Exercise prompt: Pick up the jaundice quiz text below where it stops, after the answer to 27.1.

Document excerpt:
================

COMPREHENSION QUESTIONS

For Questions 27.1 to 27.4, choose the one diagnosis (A-F) that best matches with the most likely clinical situation.
A. Hemolysis
B. Alcoholic hepatitis
C. Gilbert disease
D. Pancreatic cancer
E. Gallstones
F. Primary sclerosing cholangitis

27.1 A 38-year-old man with an alcohol history of 12 beers per day presents with jaundice, ascites, and dark urine. His laboratory results are AST 350 U/mL, ALT 150 U/mL, alkaline phosphatase 120 U/mL, total bilirubin 25 mg/dL, direct bilirubin 18 mg/dL, and albumin 2.1 g/dL.

27.2 A 40-year-old moderately obese woman presents with abdominal pain after eating and mild conjunctival icterus. Her laboratory results are
AST 200 U/L, ALT 150 U/L, alkaline phosphatase 355 U/L, total bilirubin 3.5 mg/dL, direct bilirubin 1.8 mg/dL, and albumin 3.5 g/dL.

27.3 A 25-year-old man presents with 3 days of conjunctival icterus but has been otherwise feeling well. His laboratory results are AST 45 U/L, ALT 48 U/L, alkaline phosphatase 100 U/L, total bilirubin 3.2 mg/dL, direct bilirubin 0.2 mg/dL, and albumin 3.5 g/dL. Complete blood cell count and lactate dehydrogenase are normal.

27.4 A 32-year-old man with a 5-year history of episodic bloody diarrhea and abdominal cramping pain presents with conjunctival icterus and fever. His laboratory results are AST 100 U/L, ALT 125 U/L, alkaline phosphatase 550 U/L, total bilirubin 5.5 mg/dL, direct bilirubin 3.0 mg/dL, and albumin 2.9 g/dL.


ANSWERS

27.1 B. The patient’s laboratory results show a conjugated hyperbilirubinemia with evidence of hepatocellular disease (hypoalbuminemia, ascites). The AST and ALT levels show the 2:1 ratio consistent with alcohol-related liver disease.

================

Data shown:
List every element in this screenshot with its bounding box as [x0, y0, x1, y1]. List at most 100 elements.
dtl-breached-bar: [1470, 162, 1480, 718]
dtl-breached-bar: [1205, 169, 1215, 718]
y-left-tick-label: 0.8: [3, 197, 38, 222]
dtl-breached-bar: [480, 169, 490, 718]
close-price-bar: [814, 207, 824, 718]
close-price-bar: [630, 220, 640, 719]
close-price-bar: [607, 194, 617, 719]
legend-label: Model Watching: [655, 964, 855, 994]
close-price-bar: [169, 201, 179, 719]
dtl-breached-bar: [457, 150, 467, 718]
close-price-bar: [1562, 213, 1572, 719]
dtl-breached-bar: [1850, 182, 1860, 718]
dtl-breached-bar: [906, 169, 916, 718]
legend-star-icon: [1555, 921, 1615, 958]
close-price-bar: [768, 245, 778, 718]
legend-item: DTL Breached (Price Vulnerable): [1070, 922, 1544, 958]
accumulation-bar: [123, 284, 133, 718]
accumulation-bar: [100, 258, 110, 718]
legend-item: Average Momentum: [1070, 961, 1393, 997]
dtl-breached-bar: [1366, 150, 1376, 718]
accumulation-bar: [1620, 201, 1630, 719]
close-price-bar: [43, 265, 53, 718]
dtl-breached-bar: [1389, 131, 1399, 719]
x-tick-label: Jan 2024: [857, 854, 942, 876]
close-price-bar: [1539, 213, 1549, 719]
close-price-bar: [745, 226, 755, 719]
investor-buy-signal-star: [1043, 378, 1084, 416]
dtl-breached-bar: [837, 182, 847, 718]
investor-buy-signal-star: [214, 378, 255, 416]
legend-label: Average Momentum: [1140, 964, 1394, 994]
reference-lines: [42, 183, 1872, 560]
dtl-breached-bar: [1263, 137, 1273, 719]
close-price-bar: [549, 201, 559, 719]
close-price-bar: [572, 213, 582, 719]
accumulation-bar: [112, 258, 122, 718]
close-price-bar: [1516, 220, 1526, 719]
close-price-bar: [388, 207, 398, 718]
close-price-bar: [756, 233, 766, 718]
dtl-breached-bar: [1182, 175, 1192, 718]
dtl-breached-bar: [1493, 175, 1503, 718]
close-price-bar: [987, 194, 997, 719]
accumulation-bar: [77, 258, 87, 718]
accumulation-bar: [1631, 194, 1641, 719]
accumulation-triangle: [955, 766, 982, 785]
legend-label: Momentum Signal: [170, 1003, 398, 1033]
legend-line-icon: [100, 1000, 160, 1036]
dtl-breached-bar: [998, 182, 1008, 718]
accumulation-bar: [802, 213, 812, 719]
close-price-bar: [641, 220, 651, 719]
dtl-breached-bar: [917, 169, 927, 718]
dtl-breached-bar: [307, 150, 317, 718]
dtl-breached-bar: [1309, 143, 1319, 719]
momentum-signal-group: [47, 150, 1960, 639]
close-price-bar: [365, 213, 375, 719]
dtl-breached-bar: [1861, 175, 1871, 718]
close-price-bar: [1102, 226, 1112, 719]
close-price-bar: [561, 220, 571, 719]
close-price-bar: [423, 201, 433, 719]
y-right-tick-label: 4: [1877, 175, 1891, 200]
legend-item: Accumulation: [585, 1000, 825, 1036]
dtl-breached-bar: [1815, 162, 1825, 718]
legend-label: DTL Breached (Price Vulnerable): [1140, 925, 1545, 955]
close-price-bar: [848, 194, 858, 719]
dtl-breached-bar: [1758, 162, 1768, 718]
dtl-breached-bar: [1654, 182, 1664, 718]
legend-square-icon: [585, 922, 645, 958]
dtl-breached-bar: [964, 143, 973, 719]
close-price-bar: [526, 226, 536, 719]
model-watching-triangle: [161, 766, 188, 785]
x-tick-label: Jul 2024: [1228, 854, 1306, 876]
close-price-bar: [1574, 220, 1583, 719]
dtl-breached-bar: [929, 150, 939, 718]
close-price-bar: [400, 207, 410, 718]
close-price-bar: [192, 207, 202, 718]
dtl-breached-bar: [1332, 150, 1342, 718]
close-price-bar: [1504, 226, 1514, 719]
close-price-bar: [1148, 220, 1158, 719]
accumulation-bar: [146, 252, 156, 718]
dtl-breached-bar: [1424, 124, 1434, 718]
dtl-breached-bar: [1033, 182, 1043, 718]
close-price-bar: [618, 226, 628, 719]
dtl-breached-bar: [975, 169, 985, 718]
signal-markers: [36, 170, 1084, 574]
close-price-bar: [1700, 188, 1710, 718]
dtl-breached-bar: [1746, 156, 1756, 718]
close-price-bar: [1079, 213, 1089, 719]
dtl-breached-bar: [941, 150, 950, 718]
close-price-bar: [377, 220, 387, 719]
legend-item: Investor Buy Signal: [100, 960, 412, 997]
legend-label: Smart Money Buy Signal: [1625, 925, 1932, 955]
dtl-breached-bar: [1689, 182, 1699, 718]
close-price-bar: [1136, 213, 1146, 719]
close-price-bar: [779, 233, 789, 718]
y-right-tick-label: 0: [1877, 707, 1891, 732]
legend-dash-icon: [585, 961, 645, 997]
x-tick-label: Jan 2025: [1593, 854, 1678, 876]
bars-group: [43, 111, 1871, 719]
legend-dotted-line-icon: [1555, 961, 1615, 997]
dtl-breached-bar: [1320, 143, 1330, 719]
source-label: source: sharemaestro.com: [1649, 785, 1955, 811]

================

The answer:
27.2 E. The patient’s laboratory results show a conjugated hyperbilirubinemia consistent with an obstructive pattern. She has the risk factors for gallstones (female, obese, middle age) and has symptoms of postprandial abdominal pain.

27.3 C. The patient’s laboratory results show an unconjugated hyperbilirubinemia without other abnormality. He is otherwise healthy and without symptoms of systemic disease or hemolytic anemia; this is suggestive of Gilbert disease. No treatment is necessary.

27.4 F. The patient’s laboratory results show a conjugated hyperbilirubinemia with an obstructive pattern. The history is consistent with inflammatory bowel disease, which is associated with primary sclerosing cholangitis. The initial evaluation should include ultrasonography to rule out gallstones; if negative, ERCP could confirm the diagnosis by demonstrating multiple strictures of the extrahepatic bile ducts. Treatment options include stenting of the larger bile duct strictures and immunosuppression to slow the progression of the disease.


CLINICAL PEARLS
▶ Unconjugated (indirect) hyperbilirubinemia usually is caused by hemoly-sis or Gilbert syndrome.

▶ Conjugated (direct) hyperbilirubinemia is commonly caused by hepato-cellular disease, with elevated AST and ALT levels, or biliary obstruction, with elevated alkaline phosphatase level.

▶ An imaging procedure such as ultrasonography is the initial study of choice in a patient with cholestasis to evaluate for intrahepatic or extra-hepatic biliary obstruction.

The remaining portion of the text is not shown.